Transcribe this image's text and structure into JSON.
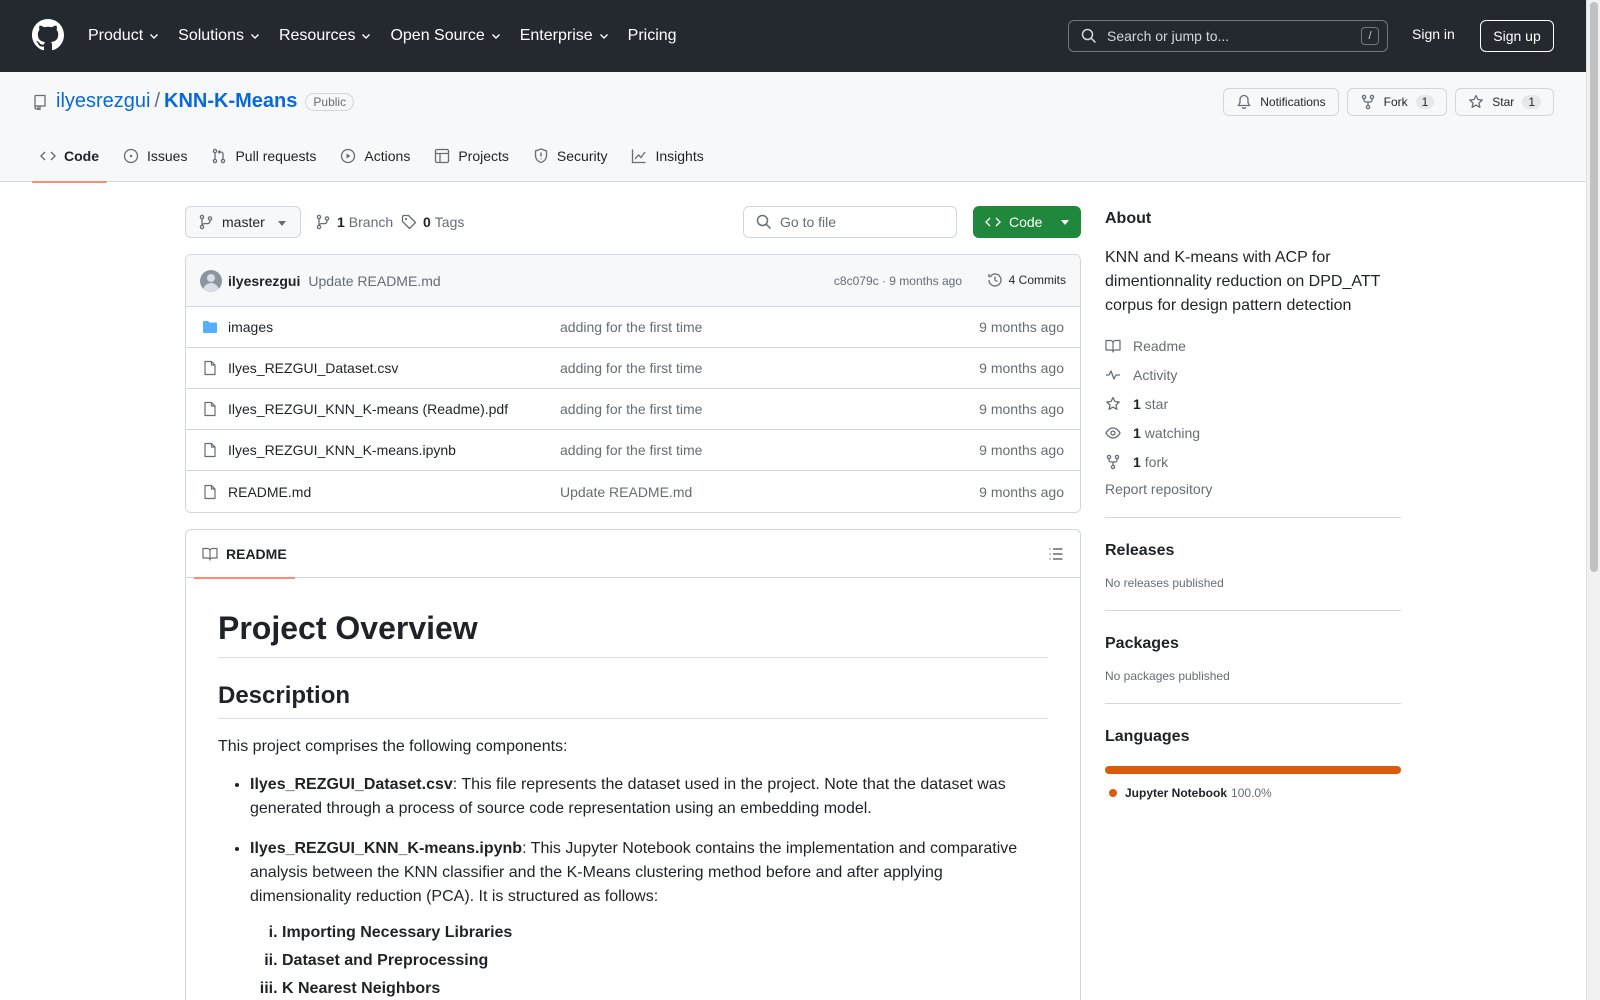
{
  "header": {
    "nav": [
      {
        "label": "Product",
        "dropdown": true
      },
      {
        "label": "Solutions",
        "dropdown": true
      },
      {
        "label": "Resources",
        "dropdown": true
      },
      {
        "label": "Open Source",
        "dropdown": true
      },
      {
        "label": "Enterprise",
        "dropdown": true
      },
      {
        "label": "Pricing",
        "dropdown": false
      }
    ],
    "search_placeholder": "Search or jump to...",
    "search_shortcut": "/",
    "sign_in": "Sign in",
    "sign_up": "Sign up"
  },
  "repo": {
    "owner": "ilyesrezgui",
    "separator": "/",
    "name": "KNN-K-Means",
    "visibility": "Public",
    "actions": {
      "notifications": "Notifications",
      "fork_label": "Fork",
      "fork_count": "1",
      "star_label": "Star",
      "star_count": "1"
    },
    "tabs": [
      {
        "label": "Code",
        "icon": "code-icon"
      },
      {
        "label": "Issues",
        "icon": "issue-icon"
      },
      {
        "label": "Pull requests",
        "icon": "pull-request-icon"
      },
      {
        "label": "Actions",
        "icon": "play-icon"
      },
      {
        "label": "Projects",
        "icon": "table-icon"
      },
      {
        "label": "Security",
        "icon": "shield-icon"
      },
      {
        "label": "Insights",
        "icon": "graph-icon"
      }
    ]
  },
  "file_nav": {
    "branch": "master",
    "branch_count": "1",
    "branch_label": "Branch",
    "tag_count": "0",
    "tag_label": "Tags",
    "goto_placeholder": "Go to file",
    "code_button": "Code"
  },
  "latest_commit": {
    "author": "ilyesrezgui",
    "message": "Update README.md",
    "meta": "c8c079c · 9 months ago",
    "commits_label": "4 Commits"
  },
  "files": [
    {
      "name": "images",
      "type": "folder",
      "message": "adding for the first time",
      "time": "9 months ago"
    },
    {
      "name": "Ilyes_REZGUI_Dataset.csv",
      "type": "file",
      "message": "adding for the first time",
      "time": "9 months ago"
    },
    {
      "name": "Ilyes_REZGUI_KNN_K-means (Readme).pdf",
      "type": "file",
      "message": "adding for the first time",
      "time": "9 months ago"
    },
    {
      "name": "Ilyes_REZGUI_KNN_K-means.ipynb",
      "type": "file",
      "message": "adding for the first time",
      "time": "9 months ago"
    },
    {
      "name": "README.md",
      "type": "file",
      "message": "Update README.md",
      "time": "9 months ago"
    }
  ],
  "readme": {
    "tab_label": "README",
    "h1": "Project Overview",
    "h2": "Description",
    "intro": "This project comprises the following components:",
    "items": [
      {
        "bold": "Ilyes_REZGUI_Dataset.csv",
        "text": ": This file represents the dataset used in the project. Note that the dataset was generated through a process of source code representation using an embedding model."
      },
      {
        "bold": "Ilyes_REZGUI_KNN_K-means.ipynb",
        "text": ": This Jupyter Notebook contains the implementation and comparative analysis between the KNN classifier and the K-Means clustering method before and after applying dimensionality reduction (PCA). It is structured as follows:"
      }
    ],
    "sub_items": [
      "Importing Necessary Libraries",
      "Dataset and Preprocessing",
      "K Nearest Neighbors"
    ]
  },
  "sidebar": {
    "about_title": "About",
    "description": "KNN and K-means with ACP for dimentionnality reduction on DPD_ATT corpus for design pattern detection",
    "readme_link": "Readme",
    "activity_link": "Activity",
    "stars_count": "1",
    "stars_label": "star",
    "watching_count": "1",
    "watching_label": "watching",
    "forks_count": "1",
    "forks_label": "fork",
    "report": "Report repository",
    "releases_title": "Releases",
    "releases_text": "No releases published",
    "packages_title": "Packages",
    "packages_text": "No packages published",
    "languages_title": "Languages",
    "languages": [
      {
        "name": "Jupyter Notebook",
        "percent": "100.0%",
        "fraction": 1.0,
        "color": "#da5b0b"
      }
    ]
  },
  "colors": {
    "header_bg": "#24292f",
    "link": "#0969da",
    "code_button": "#1f883d",
    "active_tab_underline": "#fd8c73"
  }
}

Written exercise ▸
All of the entries above should be duplicated exactly, except for the pictures.

Written answer ▸
Transcribe this image's text and structure into JSON.
{
  "header": {
    "nav": [
      {
        "label": "Product",
        "dropdown": true
      },
      {
        "label": "Solutions",
        "dropdown": true
      },
      {
        "label": "Resources",
        "dropdown": true
      },
      {
        "label": "Open Source",
        "dropdown": true
      },
      {
        "label": "Enterprise",
        "dropdown": true
      },
      {
        "label": "Pricing",
        "dropdown": false
      }
    ],
    "search_placeholder": "Search or jump to...",
    "search_shortcut": "/",
    "sign_in": "Sign in",
    "sign_up": "Sign up"
  },
  "repo": {
    "owner": "ilyesrezgui",
    "separator": "/",
    "name": "KNN-K-Means",
    "visibility": "Public",
    "actions": {
      "notifications": "Notifications",
      "fork_label": "Fork",
      "fork_count": "1",
      "star_label": "Star",
      "star_count": "1"
    },
    "tabs": [
      {
        "label": "Code",
        "icon": "code-icon"
      },
      {
        "label": "Issues",
        "icon": "issue-icon"
      },
      {
        "label": "Pull requests",
        "icon": "pull-request-icon"
      },
      {
        "label": "Actions",
        "icon": "play-icon"
      },
      {
        "label": "Projects",
        "icon": "table-icon"
      },
      {
        "label": "Security",
        "icon": "shield-icon"
      },
      {
        "label": "Insights",
        "icon": "graph-icon"
      }
    ]
  },
  "file_nav": {
    "branch": "master",
    "branch_count": "1",
    "branch_label": "Branch",
    "tag_count": "0",
    "tag_label": "Tags",
    "goto_placeholder": "Go to file",
    "code_button": "Code"
  },
  "latest_commit": {
    "author": "ilyesrezgui",
    "message": "Update README.md",
    "meta": "c8c079c · 9 months ago",
    "commits_label": "4 Commits"
  },
  "files": [
    {
      "name": "images",
      "type": "folder",
      "message": "adding for the first time",
      "time": "9 months ago"
    },
    {
      "name": "Ilyes_REZGUI_Dataset.csv",
      "type": "file",
      "message": "adding for the first time",
      "time": "9 months ago"
    },
    {
      "name": "Ilyes_REZGUI_KNN_K-means (Readme).pdf",
      "type": "file",
      "message": "adding for the first time",
      "time": "9 months ago"
    },
    {
      "name": "Ilyes_REZGUI_KNN_K-means.ipynb",
      "type": "file",
      "message": "adding for the first time",
      "time": "9 months ago"
    },
    {
      "name": "README.md",
      "type": "file",
      "message": "Update README.md",
      "time": "9 months ago"
    }
  ],
  "readme": {
    "tab_label": "README",
    "h1": "Project Overview",
    "h2": "Description",
    "intro": "This project comprises the following components:",
    "items": [
      {
        "bold": "Ilyes_REZGUI_Dataset.csv",
        "text": ": This file represents the dataset used in the project. Note that the dataset was generated through a process of source code representation using an embedding model."
      },
      {
        "bold": "Ilyes_REZGUI_KNN_K-means.ipynb",
        "text": ": This Jupyter Notebook contains the implementation and comparative analysis between the KNN classifier and the K-Means clustering method before and after applying dimensionality reduction (PCA). It is structured as follows:"
      }
    ],
    "sub_items": [
      "Importing Necessary Libraries",
      "Dataset and Preprocessing",
      "K Nearest Neighbors"
    ]
  },
  "sidebar": {
    "about_title": "About",
    "description": "KNN and K-means with ACP for dimentionnality reduction on DPD_ATT corpus for design pattern detection",
    "readme_link": "Readme",
    "activity_link": "Activity",
    "stars_count": "1",
    "stars_label": "star",
    "watching_count": "1",
    "watching_label": "watching",
    "forks_count": "1",
    "forks_label": "fork",
    "report": "Report repository",
    "releases_title": "Releases",
    "releases_text": "No releases published",
    "packages_title": "Packages",
    "packages_text": "No packages published",
    "languages_title": "Languages",
    "languages": [
      {
        "name": "Jupyter Notebook",
        "percent": "100.0%",
        "fraction": 1.0,
        "color": "#da5b0b"
      }
    ]
  },
  "colors": {
    "header_bg": "#24292f",
    "link": "#0969da",
    "code_button": "#1f883d",
    "active_tab_underline": "#fd8c73"
  }
}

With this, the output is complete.